## Problem
Return each line containing "marital".

## Dataset items
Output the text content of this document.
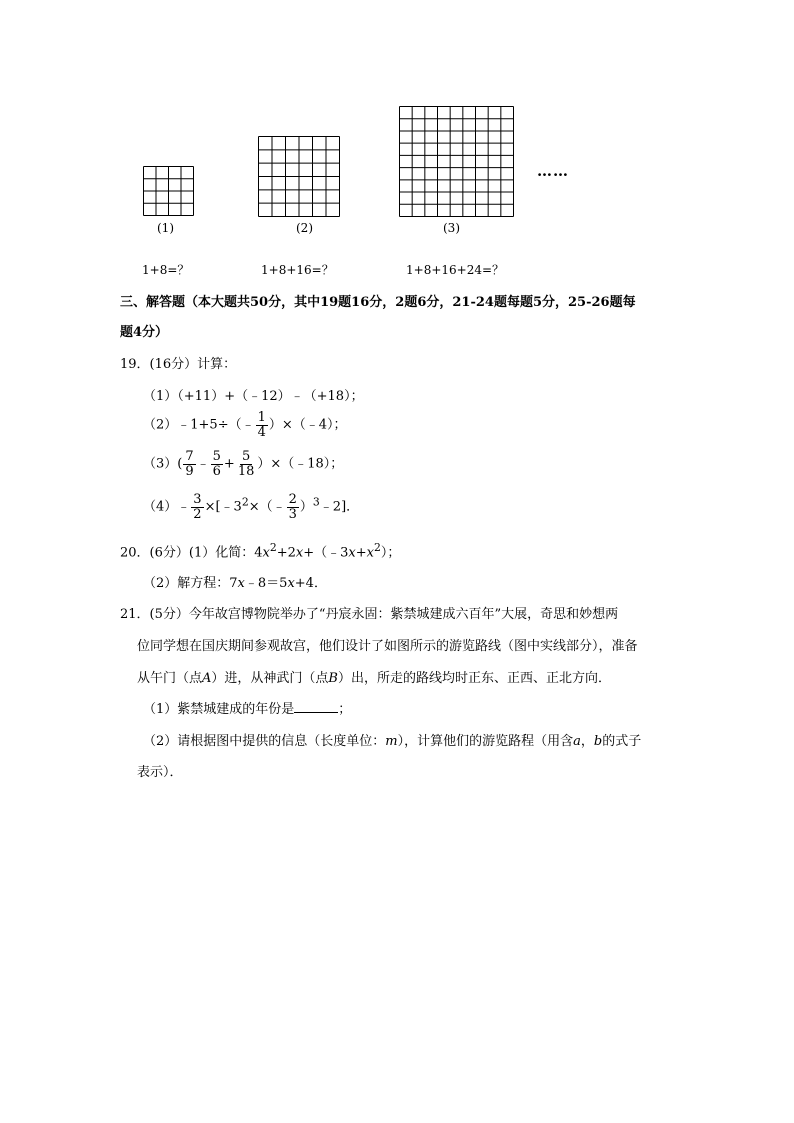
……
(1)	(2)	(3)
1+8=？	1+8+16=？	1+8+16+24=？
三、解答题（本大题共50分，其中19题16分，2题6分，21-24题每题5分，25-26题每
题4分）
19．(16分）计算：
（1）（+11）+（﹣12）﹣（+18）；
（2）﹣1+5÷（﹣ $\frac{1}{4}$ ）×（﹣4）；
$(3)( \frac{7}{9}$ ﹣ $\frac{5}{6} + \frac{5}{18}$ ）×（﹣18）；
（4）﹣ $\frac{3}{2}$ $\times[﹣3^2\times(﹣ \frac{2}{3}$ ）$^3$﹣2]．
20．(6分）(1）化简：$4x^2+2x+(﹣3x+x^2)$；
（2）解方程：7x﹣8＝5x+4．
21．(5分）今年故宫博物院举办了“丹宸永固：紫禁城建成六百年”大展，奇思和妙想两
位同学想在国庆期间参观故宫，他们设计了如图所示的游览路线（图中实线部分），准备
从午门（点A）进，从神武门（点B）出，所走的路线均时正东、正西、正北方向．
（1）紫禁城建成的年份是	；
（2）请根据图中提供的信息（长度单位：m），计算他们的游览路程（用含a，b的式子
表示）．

--

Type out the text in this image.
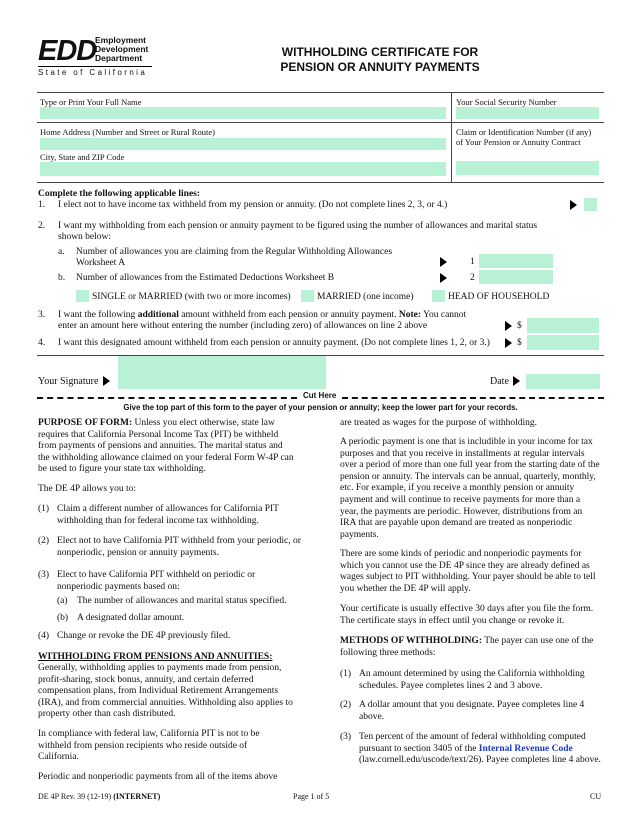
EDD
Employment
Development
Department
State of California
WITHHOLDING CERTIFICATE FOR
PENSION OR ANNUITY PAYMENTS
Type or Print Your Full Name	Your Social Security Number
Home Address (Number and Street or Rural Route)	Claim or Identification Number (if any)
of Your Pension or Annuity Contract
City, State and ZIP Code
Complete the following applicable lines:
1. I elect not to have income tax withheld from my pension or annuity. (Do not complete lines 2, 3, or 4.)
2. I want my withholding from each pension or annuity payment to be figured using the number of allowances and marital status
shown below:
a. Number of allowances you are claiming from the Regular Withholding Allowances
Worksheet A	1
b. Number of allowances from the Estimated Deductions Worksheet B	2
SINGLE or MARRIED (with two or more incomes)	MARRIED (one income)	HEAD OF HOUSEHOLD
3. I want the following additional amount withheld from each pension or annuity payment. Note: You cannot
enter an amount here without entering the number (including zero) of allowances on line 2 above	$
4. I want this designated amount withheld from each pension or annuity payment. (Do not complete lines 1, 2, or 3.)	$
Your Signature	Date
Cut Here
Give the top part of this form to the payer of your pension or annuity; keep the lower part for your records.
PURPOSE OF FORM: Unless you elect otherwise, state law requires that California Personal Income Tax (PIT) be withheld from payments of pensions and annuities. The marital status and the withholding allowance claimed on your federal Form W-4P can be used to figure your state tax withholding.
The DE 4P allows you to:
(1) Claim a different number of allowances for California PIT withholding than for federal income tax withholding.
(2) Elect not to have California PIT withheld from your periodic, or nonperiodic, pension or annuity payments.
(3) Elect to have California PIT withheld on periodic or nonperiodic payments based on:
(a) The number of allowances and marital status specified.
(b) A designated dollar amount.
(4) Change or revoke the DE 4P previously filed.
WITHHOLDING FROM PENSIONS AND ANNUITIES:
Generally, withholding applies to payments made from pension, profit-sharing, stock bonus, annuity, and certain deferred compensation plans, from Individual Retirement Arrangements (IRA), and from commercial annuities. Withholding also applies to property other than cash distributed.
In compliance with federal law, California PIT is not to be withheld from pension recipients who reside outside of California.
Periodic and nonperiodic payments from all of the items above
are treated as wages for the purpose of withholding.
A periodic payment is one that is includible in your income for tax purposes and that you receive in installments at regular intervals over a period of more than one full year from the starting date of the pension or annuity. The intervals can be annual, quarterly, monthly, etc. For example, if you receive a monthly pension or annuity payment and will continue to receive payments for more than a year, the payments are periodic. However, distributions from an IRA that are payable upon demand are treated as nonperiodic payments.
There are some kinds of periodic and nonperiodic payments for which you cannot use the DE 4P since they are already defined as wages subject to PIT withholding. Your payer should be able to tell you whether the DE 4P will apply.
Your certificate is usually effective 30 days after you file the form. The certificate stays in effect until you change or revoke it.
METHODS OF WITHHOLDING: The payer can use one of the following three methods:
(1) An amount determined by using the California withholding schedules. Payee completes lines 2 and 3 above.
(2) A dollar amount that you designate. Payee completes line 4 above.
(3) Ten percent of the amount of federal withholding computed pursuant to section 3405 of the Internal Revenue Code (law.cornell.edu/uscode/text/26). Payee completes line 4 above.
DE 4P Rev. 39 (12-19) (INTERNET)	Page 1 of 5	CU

## Task response
2. I want my withholding from each pension or annuity payment to be figured using the number of allowances and marital status
PURPOSE OF FORM: Unless you elect otherwise, state law requires that California Personal Income Tax (PIT) be withheld from payments of pensions and annuities. The marital status and the withholding allowance claimed on your federal Form W-4P can be used to figure your state tax withholding.
(a) The number of allowances and marital status specified.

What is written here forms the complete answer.